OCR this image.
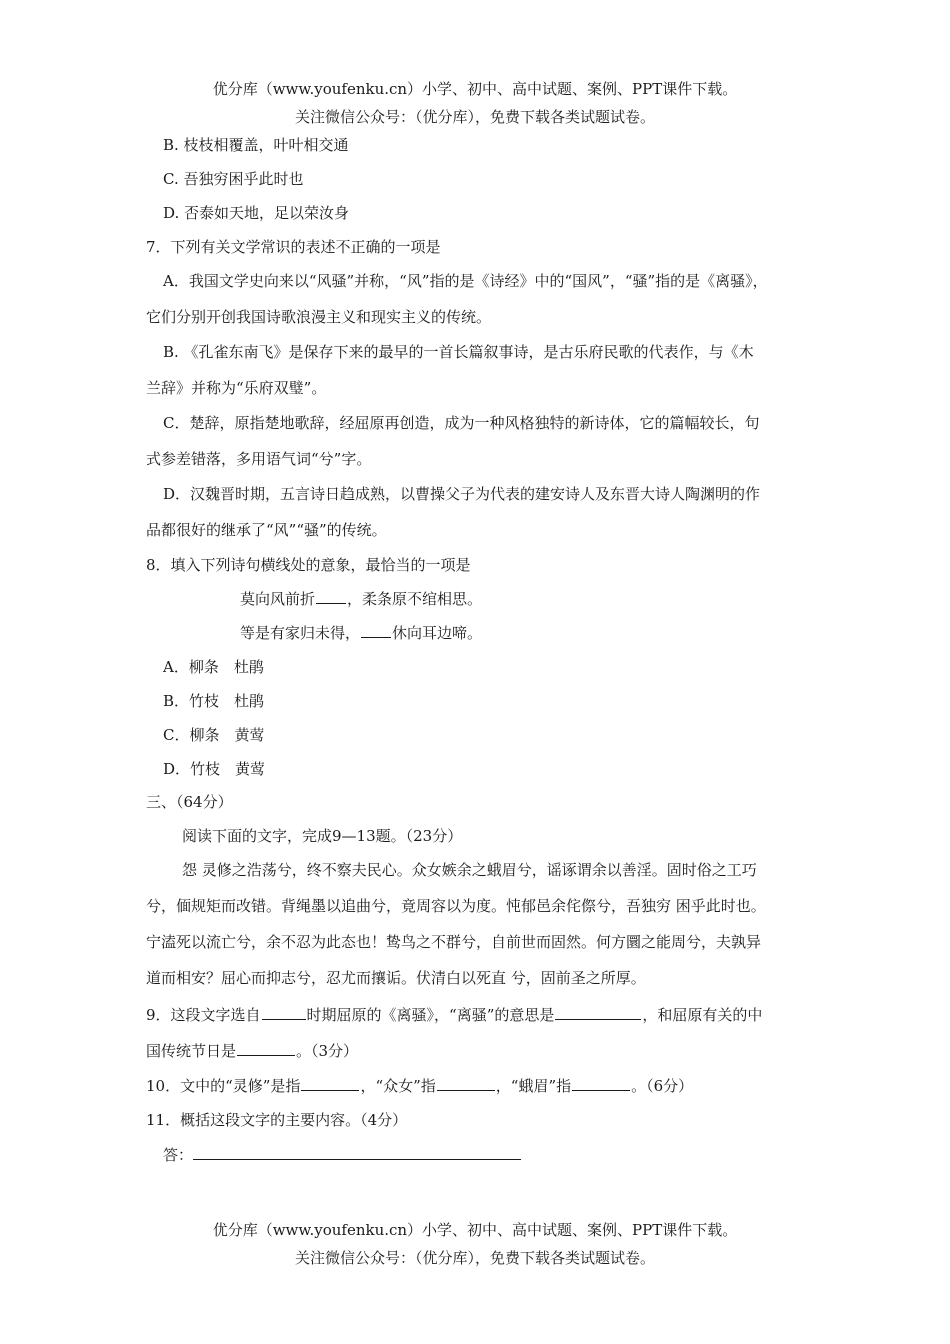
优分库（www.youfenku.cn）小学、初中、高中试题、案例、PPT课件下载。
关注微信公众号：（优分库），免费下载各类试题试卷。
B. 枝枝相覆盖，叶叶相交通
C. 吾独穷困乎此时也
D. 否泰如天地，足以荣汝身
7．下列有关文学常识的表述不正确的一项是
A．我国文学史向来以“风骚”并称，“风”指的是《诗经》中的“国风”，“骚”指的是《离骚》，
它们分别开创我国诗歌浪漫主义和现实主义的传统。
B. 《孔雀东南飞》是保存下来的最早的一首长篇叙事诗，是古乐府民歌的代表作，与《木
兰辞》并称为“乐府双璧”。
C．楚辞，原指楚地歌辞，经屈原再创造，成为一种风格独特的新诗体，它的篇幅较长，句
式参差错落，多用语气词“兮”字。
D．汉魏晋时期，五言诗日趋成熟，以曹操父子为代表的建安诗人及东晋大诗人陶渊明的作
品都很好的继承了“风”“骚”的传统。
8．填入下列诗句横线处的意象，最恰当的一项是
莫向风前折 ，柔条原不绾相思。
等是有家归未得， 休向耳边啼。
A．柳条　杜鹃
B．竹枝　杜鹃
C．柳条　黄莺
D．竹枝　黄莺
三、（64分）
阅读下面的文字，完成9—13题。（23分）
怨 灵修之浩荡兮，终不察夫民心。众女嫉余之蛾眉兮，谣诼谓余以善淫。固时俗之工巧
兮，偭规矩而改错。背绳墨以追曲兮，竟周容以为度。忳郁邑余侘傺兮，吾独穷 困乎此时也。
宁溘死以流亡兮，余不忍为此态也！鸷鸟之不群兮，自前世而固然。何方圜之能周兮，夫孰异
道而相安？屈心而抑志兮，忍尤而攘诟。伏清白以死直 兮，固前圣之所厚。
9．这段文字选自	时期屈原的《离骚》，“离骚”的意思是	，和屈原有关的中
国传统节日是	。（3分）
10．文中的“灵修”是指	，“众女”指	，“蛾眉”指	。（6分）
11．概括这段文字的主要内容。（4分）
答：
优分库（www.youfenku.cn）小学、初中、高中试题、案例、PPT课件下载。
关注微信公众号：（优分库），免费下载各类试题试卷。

• • • •

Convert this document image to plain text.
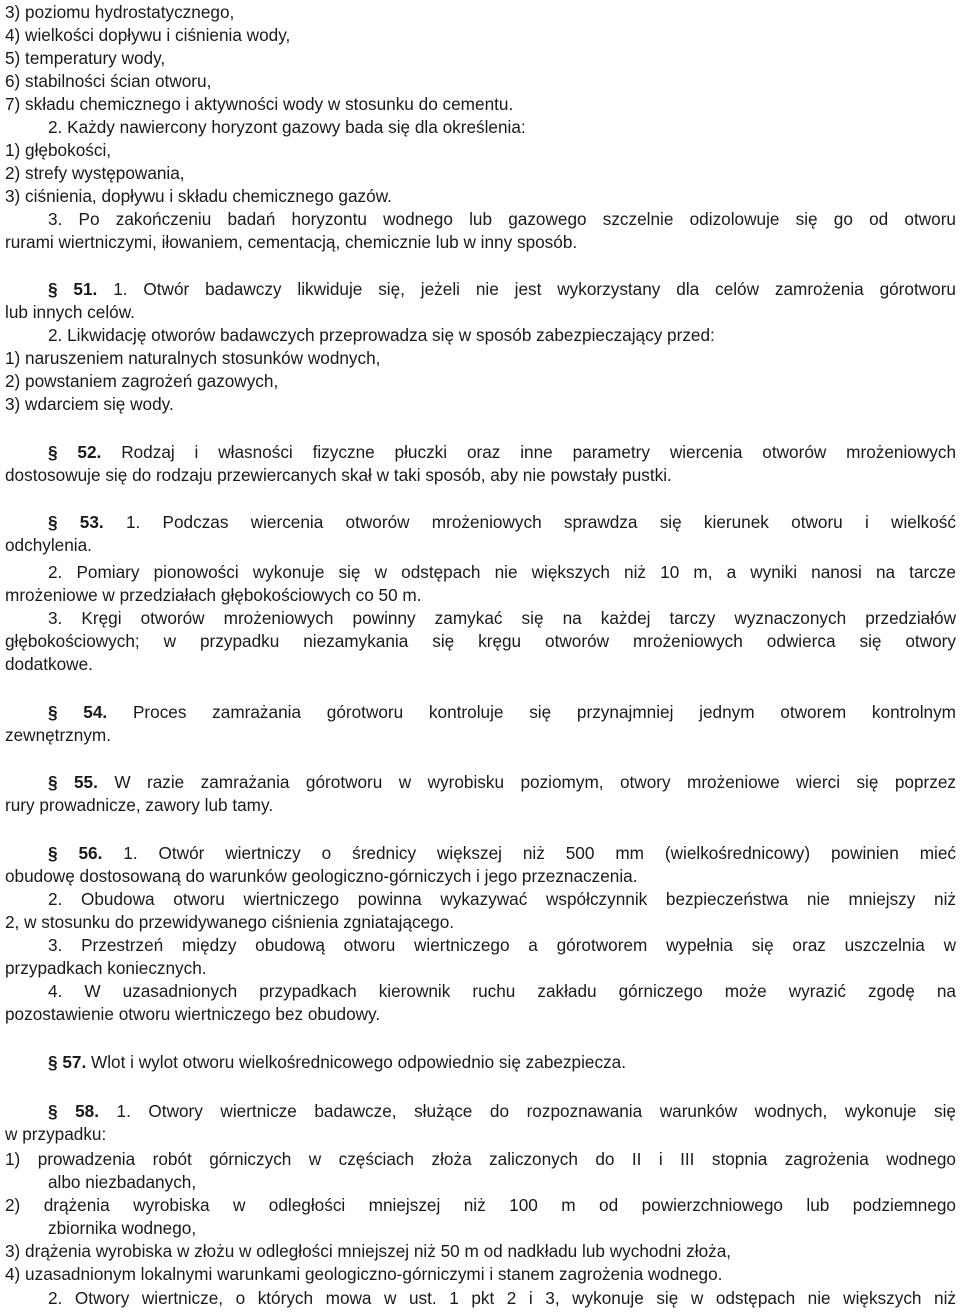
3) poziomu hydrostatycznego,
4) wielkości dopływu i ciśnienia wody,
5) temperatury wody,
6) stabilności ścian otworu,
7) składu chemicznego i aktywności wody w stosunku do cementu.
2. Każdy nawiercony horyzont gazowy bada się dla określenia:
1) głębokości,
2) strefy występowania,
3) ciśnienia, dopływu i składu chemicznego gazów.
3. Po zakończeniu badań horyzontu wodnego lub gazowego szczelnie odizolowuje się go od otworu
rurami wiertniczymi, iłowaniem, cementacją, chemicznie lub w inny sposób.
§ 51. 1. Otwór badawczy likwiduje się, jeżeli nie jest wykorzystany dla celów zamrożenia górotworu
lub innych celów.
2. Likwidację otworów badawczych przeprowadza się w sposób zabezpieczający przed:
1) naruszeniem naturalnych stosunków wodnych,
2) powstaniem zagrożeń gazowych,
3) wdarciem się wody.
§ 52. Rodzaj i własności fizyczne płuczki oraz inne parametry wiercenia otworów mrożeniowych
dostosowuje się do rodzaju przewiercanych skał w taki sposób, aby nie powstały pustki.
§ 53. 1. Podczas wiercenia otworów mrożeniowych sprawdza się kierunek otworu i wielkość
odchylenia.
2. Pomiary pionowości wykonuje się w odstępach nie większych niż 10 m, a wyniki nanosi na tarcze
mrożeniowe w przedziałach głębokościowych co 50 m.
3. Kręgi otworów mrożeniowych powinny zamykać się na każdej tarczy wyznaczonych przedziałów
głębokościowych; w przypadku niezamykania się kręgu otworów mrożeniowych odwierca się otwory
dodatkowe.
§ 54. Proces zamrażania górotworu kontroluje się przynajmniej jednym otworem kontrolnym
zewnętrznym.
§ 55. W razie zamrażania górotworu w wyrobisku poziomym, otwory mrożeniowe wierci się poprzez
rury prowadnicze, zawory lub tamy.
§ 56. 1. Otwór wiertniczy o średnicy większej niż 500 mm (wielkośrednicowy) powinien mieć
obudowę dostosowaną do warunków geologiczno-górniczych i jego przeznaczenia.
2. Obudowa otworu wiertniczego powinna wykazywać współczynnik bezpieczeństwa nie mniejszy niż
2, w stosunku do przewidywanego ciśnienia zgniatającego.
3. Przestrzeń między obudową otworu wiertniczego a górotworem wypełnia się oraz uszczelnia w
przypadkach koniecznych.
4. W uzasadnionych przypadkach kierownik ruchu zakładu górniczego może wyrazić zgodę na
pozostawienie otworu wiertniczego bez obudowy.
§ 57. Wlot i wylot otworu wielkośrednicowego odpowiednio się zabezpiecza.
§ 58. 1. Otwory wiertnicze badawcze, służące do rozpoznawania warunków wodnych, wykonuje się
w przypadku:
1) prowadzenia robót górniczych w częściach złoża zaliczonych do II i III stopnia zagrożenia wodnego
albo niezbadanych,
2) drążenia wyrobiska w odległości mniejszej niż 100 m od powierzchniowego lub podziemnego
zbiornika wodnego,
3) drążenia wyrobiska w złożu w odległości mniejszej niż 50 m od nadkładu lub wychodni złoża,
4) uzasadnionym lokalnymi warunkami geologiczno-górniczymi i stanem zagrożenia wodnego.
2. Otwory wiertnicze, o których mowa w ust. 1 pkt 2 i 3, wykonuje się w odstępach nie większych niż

• • • •

Pull out every line in the data above that has the word "chemicznego".

7) składu chemicznego i aktywności wody w stosunku do cementu.
3) ciśnienia, dopływu i składu chemicznego gazów.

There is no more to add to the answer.